Entries with figure data>
________________________

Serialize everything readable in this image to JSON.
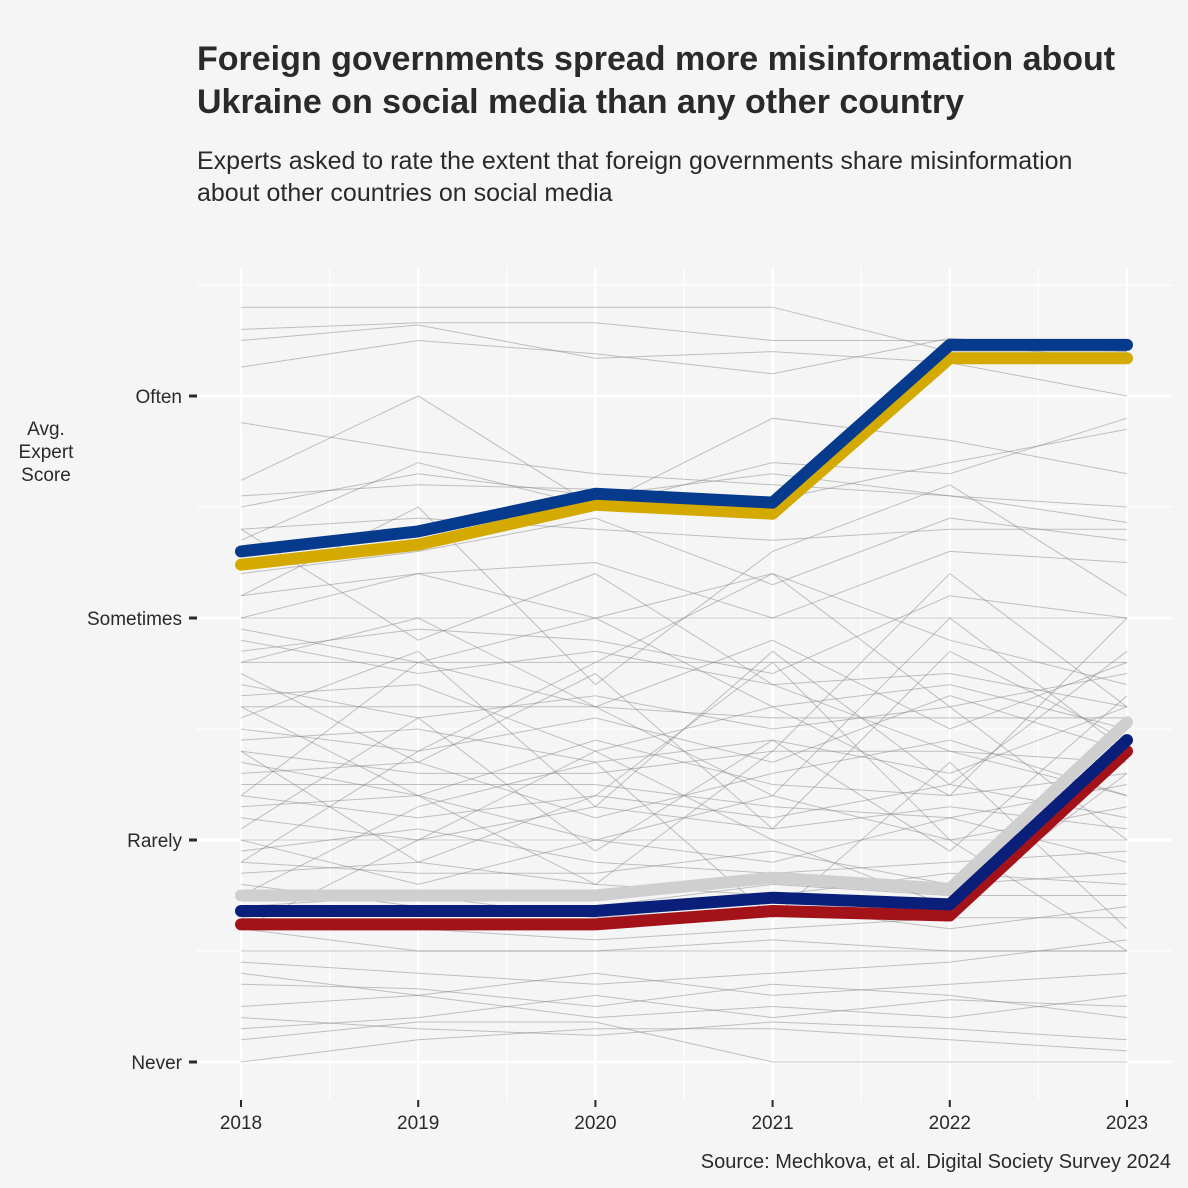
{
  "chart_data": {
    "type": "line",
    "title": "Foreign governments spread more misinformation about\nUkraine on social media than any other country",
    "subtitle": "Experts asked to rate the extent that foreign governments share misinformation\nabout other countries on social media",
    "ylabel": "Avg.\nExpert\nScore",
    "xlabel": "",
    "caption": "Source: Mechkova, et al. Digital Society Survey 2024",
    "x": [
      2018,
      2019,
      2020,
      2021,
      2022,
      2023
    ],
    "y_ticks": [
      {
        "value": 0,
        "label": "Never"
      },
      {
        "value": 1,
        "label": "Rarely"
      },
      {
        "value": 2,
        "label": "Sometimes"
      },
      {
        "value": 3,
        "label": "Often"
      }
    ],
    "x_tick_labels": [
      "2018",
      "2019",
      "2020",
      "2021",
      "2022",
      "2023"
    ],
    "ylim": [
      -0.15,
      3.55
    ],
    "grid": true,
    "highlighted_series": [
      {
        "values": [
          2.24,
          2.33,
          2.51,
          2.47,
          3.17,
          3.17
        ],
        "color": "#d4aa00",
        "width": 12
      },
      {
        "values": [
          2.3,
          2.39,
          2.56,
          2.52,
          3.23,
          3.23
        ],
        "color": "#063a8c",
        "width": 12
      },
      {
        "values": [
          0.62,
          0.62,
          0.62,
          0.68,
          0.66,
          1.4
        ],
        "color": "#a31218",
        "width": 12
      },
      {
        "values": [
          0.75,
          0.75,
          0.75,
          0.83,
          0.78,
          1.53
        ],
        "color": "#cfcfcf",
        "width": 12
      },
      {
        "values": [
          0.68,
          0.68,
          0.68,
          0.74,
          0.71,
          1.45
        ],
        "color": "#0a1f7a",
        "width": 12
      }
    ],
    "background_series": [
      [
        3.4,
        3.4,
        3.4,
        3.4,
        3.2,
        3.2
      ],
      [
        3.3,
        3.33,
        3.33,
        3.25,
        3.25,
        3.15
      ],
      [
        3.25,
        3.32,
        3.17,
        3.2,
        3.15,
        3.0
      ],
      [
        3.13,
        3.25,
        3.19,
        3.1,
        3.26,
        3.2
      ],
      [
        2.88,
        2.75,
        2.65,
        2.6,
        2.55,
        2.5
      ],
      [
        2.62,
        3.0,
        2.5,
        2.9,
        2.8,
        2.65
      ],
      [
        2.55,
        2.6,
        2.58,
        2.53,
        2.7,
        2.85
      ],
      [
        2.5,
        2.65,
        2.55,
        2.65,
        2.55,
        2.43
      ],
      [
        2.4,
        2.45,
        2.4,
        2.35,
        2.4,
        2.4
      ],
      [
        2.35,
        2.7,
        2.5,
        2.7,
        2.65,
        2.9
      ],
      [
        2.2,
        2.3,
        2.45,
        2.15,
        2.45,
        2.35
      ],
      [
        2.1,
        2.2,
        2.25,
        2.0,
        2.3,
        2.25
      ],
      [
        2.0,
        2.0,
        2.0,
        2.0,
        2.0,
        2.0
      ],
      [
        2.0,
        2.2,
        2.0,
        2.2,
        1.9,
        1.7
      ],
      [
        1.95,
        1.8,
        1.6,
        1.9,
        1.5,
        1.8
      ],
      [
        1.9,
        1.75,
        1.85,
        1.7,
        1.75,
        1.6
      ],
      [
        1.85,
        1.95,
        1.9,
        1.75,
        2.1,
        2.0
      ],
      [
        1.8,
        1.8,
        1.8,
        1.8,
        1.8,
        1.8
      ],
      [
        1.7,
        1.55,
        1.65,
        1.5,
        1.6,
        1.75
      ],
      [
        1.65,
        1.7,
        1.4,
        1.6,
        1.7,
        1.5
      ],
      [
        1.6,
        1.6,
        1.6,
        1.55,
        1.55,
        1.55
      ],
      [
        1.5,
        1.4,
        1.55,
        1.35,
        1.65,
        1.4
      ],
      [
        1.45,
        1.5,
        1.35,
        1.45,
        1.3,
        1.6
      ],
      [
        1.4,
        1.3,
        1.3,
        1.4,
        1.4,
        1.35
      ],
      [
        1.35,
        1.2,
        1.45,
        1.25,
        1.2,
        1.3
      ],
      [
        1.3,
        1.35,
        1.1,
        1.3,
        1.45,
        1.2
      ],
      [
        1.25,
        1.25,
        1.25,
        1.15,
        1.1,
        1.25
      ],
      [
        1.2,
        1.1,
        1.2,
        1.1,
        1.25,
        1.1
      ],
      [
        1.15,
        1.2,
        1.0,
        1.2,
        1.0,
        1.15
      ],
      [
        1.1,
        1.0,
        1.15,
        1.05,
        1.15,
        1.05
      ],
      [
        1.0,
        1.0,
        1.0,
        1.0,
        1.0,
        1.0
      ],
      [
        1.0,
        0.8,
        1.0,
        0.9,
        1.1,
        0.9
      ],
      [
        0.95,
        1.05,
        0.9,
        0.85,
        0.9,
        0.95
      ],
      [
        0.9,
        0.85,
        0.85,
        0.95,
        0.8,
        0.85
      ],
      [
        0.85,
        0.9,
        0.8,
        0.75,
        0.85,
        0.8
      ],
      [
        0.8,
        0.7,
        0.7,
        0.8,
        0.75,
        0.75
      ],
      [
        0.7,
        0.75,
        0.65,
        0.7,
        0.6,
        0.7
      ],
      [
        0.65,
        0.6,
        0.55,
        0.6,
        0.65,
        0.65
      ],
      [
        0.6,
        0.5,
        0.5,
        0.55,
        0.5,
        0.5
      ],
      [
        0.5,
        0.5,
        0.5,
        0.5,
        0.5,
        0.5
      ],
      [
        0.45,
        0.4,
        0.35,
        0.4,
        0.45,
        0.55
      ],
      [
        0.4,
        0.3,
        0.4,
        0.3,
        0.35,
        0.4
      ],
      [
        0.35,
        0.33,
        0.25,
        0.35,
        0.3,
        0.2
      ],
      [
        0.25,
        0.3,
        0.2,
        0.25,
        0.2,
        0.3
      ],
      [
        0.2,
        0.15,
        0.12,
        0.18,
        0.15,
        0.1
      ],
      [
        0.15,
        0.2,
        0.3,
        0.2,
        0.28,
        0.25
      ],
      [
        0.1,
        0.18,
        0.18,
        0.0,
        0.0,
        0.0
      ],
      [
        0.0,
        0.1,
        0.15,
        0.15,
        0.1,
        0.05
      ],
      [
        1.8,
        2.0,
        1.6,
        1.2,
        2.0,
        1.4
      ],
      [
        1.2,
        1.8,
        2.0,
        1.6,
        1.2,
        2.0
      ],
      [
        0.9,
        1.4,
        1.8,
        2.2,
        1.6,
        1.0
      ],
      [
        1.6,
        1.2,
        0.8,
        1.4,
        2.2,
        1.6
      ],
      [
        2.4,
        1.9,
        2.2,
        1.7,
        1.4,
        1.2
      ],
      [
        0.6,
        1.0,
        1.4,
        1.0,
        0.7,
        1.3
      ],
      [
        1.4,
        0.9,
        1.2,
        1.8,
        1.0,
        0.5
      ],
      [
        2.1,
        2.5,
        1.7,
        2.3,
        2.6,
        2.1
      ],
      [
        1.05,
        1.55,
        0.95,
        1.45,
        0.95,
        1.65
      ],
      [
        0.75,
        1.15,
        1.35,
        0.65,
        1.35,
        0.6
      ],
      [
        1.75,
        1.35,
        1.75,
        1.05,
        1.85,
        1.45
      ],
      [
        1.55,
        1.85,
        1.15,
        1.85,
        1.25,
        1.85
      ]
    ],
    "background_color": "#7d7d7d"
  }
}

________________________

Job> Return each line exactly as written. Any picture gets left out.

The output>
Serialize everything readable in this image to JSON.
{
  "chart_data": {
    "type": "line",
    "title": "Foreign governments spread more misinformation about\nUkraine on social media than any other country",
    "subtitle": "Experts asked to rate the extent that foreign governments share misinformation\nabout other countries on social media",
    "ylabel": "Avg.\nExpert\nScore",
    "xlabel": "",
    "caption": "Source: Mechkova, et al. Digital Society Survey 2024",
    "x": [
      2018,
      2019,
      2020,
      2021,
      2022,
      2023
    ],
    "y_ticks": [
      {
        "value": 0,
        "label": "Never"
      },
      {
        "value": 1,
        "label": "Rarely"
      },
      {
        "value": 2,
        "label": "Sometimes"
      },
      {
        "value": 3,
        "label": "Often"
      }
    ],
    "x_tick_labels": [
      "2018",
      "2019",
      "2020",
      "2021",
      "2022",
      "2023"
    ],
    "ylim": [
      -0.15,
      3.55
    ],
    "grid": true,
    "highlighted_series": [
      {
        "values": [
          2.24,
          2.33,
          2.51,
          2.47,
          3.17,
          3.17
        ],
        "color": "#d4aa00",
        "width": 12
      },
      {
        "values": [
          2.3,
          2.39,
          2.56,
          2.52,
          3.23,
          3.23
        ],
        "color": "#063a8c",
        "width": 12
      },
      {
        "values": [
          0.62,
          0.62,
          0.62,
          0.68,
          0.66,
          1.4
        ],
        "color": "#a31218",
        "width": 12
      },
      {
        "values": [
          0.75,
          0.75,
          0.75,
          0.83,
          0.78,
          1.53
        ],
        "color": "#cfcfcf",
        "width": 12
      },
      {
        "values": [
          0.68,
          0.68,
          0.68,
          0.74,
          0.71,
          1.45
        ],
        "color": "#0a1f7a",
        "width": 12
      }
    ],
    "background_series": [
      [
        3.4,
        3.4,
        3.4,
        3.4,
        3.2,
        3.2
      ],
      [
        3.3,
        3.33,
        3.33,
        3.25,
        3.25,
        3.15
      ],
      [
        3.25,
        3.32,
        3.17,
        3.2,
        3.15,
        3.0
      ],
      [
        3.13,
        3.25,
        3.19,
        3.1,
        3.26,
        3.2
      ],
      [
        2.88,
        2.75,
        2.65,
        2.6,
        2.55,
        2.5
      ],
      [
        2.62,
        3.0,
        2.5,
        2.9,
        2.8,
        2.65
      ],
      [
        2.55,
        2.6,
        2.58,
        2.53,
        2.7,
        2.85
      ],
      [
        2.5,
        2.65,
        2.55,
        2.65,
        2.55,
        2.43
      ],
      [
        2.4,
        2.45,
        2.4,
        2.35,
        2.4,
        2.4
      ],
      [
        2.35,
        2.7,
        2.5,
        2.7,
        2.65,
        2.9
      ],
      [
        2.2,
        2.3,
        2.45,
        2.15,
        2.45,
        2.35
      ],
      [
        2.1,
        2.2,
        2.25,
        2.0,
        2.3,
        2.25
      ],
      [
        2.0,
        2.0,
        2.0,
        2.0,
        2.0,
        2.0
      ],
      [
        2.0,
        2.2,
        2.0,
        2.2,
        1.9,
        1.7
      ],
      [
        1.95,
        1.8,
        1.6,
        1.9,
        1.5,
        1.8
      ],
      [
        1.9,
        1.75,
        1.85,
        1.7,
        1.75,
        1.6
      ],
      [
        1.85,
        1.95,
        1.9,
        1.75,
        2.1,
        2.0
      ],
      [
        1.8,
        1.8,
        1.8,
        1.8,
        1.8,
        1.8
      ],
      [
        1.7,
        1.55,
        1.65,
        1.5,
        1.6,
        1.75
      ],
      [
        1.65,
        1.7,
        1.4,
        1.6,
        1.7,
        1.5
      ],
      [
        1.6,
        1.6,
        1.6,
        1.55,
        1.55,
        1.55
      ],
      [
        1.5,
        1.4,
        1.55,
        1.35,
        1.65,
        1.4
      ],
      [
        1.45,
        1.5,
        1.35,
        1.45,
        1.3,
        1.6
      ],
      [
        1.4,
        1.3,
        1.3,
        1.4,
        1.4,
        1.35
      ],
      [
        1.35,
        1.2,
        1.45,
        1.25,
        1.2,
        1.3
      ],
      [
        1.3,
        1.35,
        1.1,
        1.3,
        1.45,
        1.2
      ],
      [
        1.25,
        1.25,
        1.25,
        1.15,
        1.1,
        1.25
      ],
      [
        1.2,
        1.1,
        1.2,
        1.1,
        1.25,
        1.1
      ],
      [
        1.15,
        1.2,
        1.0,
        1.2,
        1.0,
        1.15
      ],
      [
        1.1,
        1.0,
        1.15,
        1.05,
        1.15,
        1.05
      ],
      [
        1.0,
        1.0,
        1.0,
        1.0,
        1.0,
        1.0
      ],
      [
        1.0,
        0.8,
        1.0,
        0.9,
        1.1,
        0.9
      ],
      [
        0.95,
        1.05,
        0.9,
        0.85,
        0.9,
        0.95
      ],
      [
        0.9,
        0.85,
        0.85,
        0.95,
        0.8,
        0.85
      ],
      [
        0.85,
        0.9,
        0.8,
        0.75,
        0.85,
        0.8
      ],
      [
        0.8,
        0.7,
        0.7,
        0.8,
        0.75,
        0.75
      ],
      [
        0.7,
        0.75,
        0.65,
        0.7,
        0.6,
        0.7
      ],
      [
        0.65,
        0.6,
        0.55,
        0.6,
        0.65,
        0.65
      ],
      [
        0.6,
        0.5,
        0.5,
        0.55,
        0.5,
        0.5
      ],
      [
        0.5,
        0.5,
        0.5,
        0.5,
        0.5,
        0.5
      ],
      [
        0.45,
        0.4,
        0.35,
        0.4,
        0.45,
        0.55
      ],
      [
        0.4,
        0.3,
        0.4,
        0.3,
        0.35,
        0.4
      ],
      [
        0.35,
        0.33,
        0.25,
        0.35,
        0.3,
        0.2
      ],
      [
        0.25,
        0.3,
        0.2,
        0.25,
        0.2,
        0.3
      ],
      [
        0.2,
        0.15,
        0.12,
        0.18,
        0.15,
        0.1
      ],
      [
        0.15,
        0.2,
        0.3,
        0.2,
        0.28,
        0.25
      ],
      [
        0.1,
        0.18,
        0.18,
        0.0,
        0.0,
        0.0
      ],
      [
        0.0,
        0.1,
        0.15,
        0.15,
        0.1,
        0.05
      ],
      [
        1.8,
        2.0,
        1.6,
        1.2,
        2.0,
        1.4
      ],
      [
        1.2,
        1.8,
        2.0,
        1.6,
        1.2,
        2.0
      ],
      [
        0.9,
        1.4,
        1.8,
        2.2,
        1.6,
        1.0
      ],
      [
        1.6,
        1.2,
        0.8,
        1.4,
        2.2,
        1.6
      ],
      [
        2.4,
        1.9,
        2.2,
        1.7,
        1.4,
        1.2
      ],
      [
        0.6,
        1.0,
        1.4,
        1.0,
        0.7,
        1.3
      ],
      [
        1.4,
        0.9,
        1.2,
        1.8,
        1.0,
        0.5
      ],
      [
        2.1,
        2.5,
        1.7,
        2.3,
        2.6,
        2.1
      ],
      [
        1.05,
        1.55,
        0.95,
        1.45,
        0.95,
        1.65
      ],
      [
        0.75,
        1.15,
        1.35,
        0.65,
        1.35,
        0.6
      ],
      [
        1.75,
        1.35,
        1.75,
        1.05,
        1.85,
        1.45
      ],
      [
        1.55,
        1.85,
        1.15,
        1.85,
        1.25,
        1.85
      ]
    ],
    "background_color": "#7d7d7d"
  }
}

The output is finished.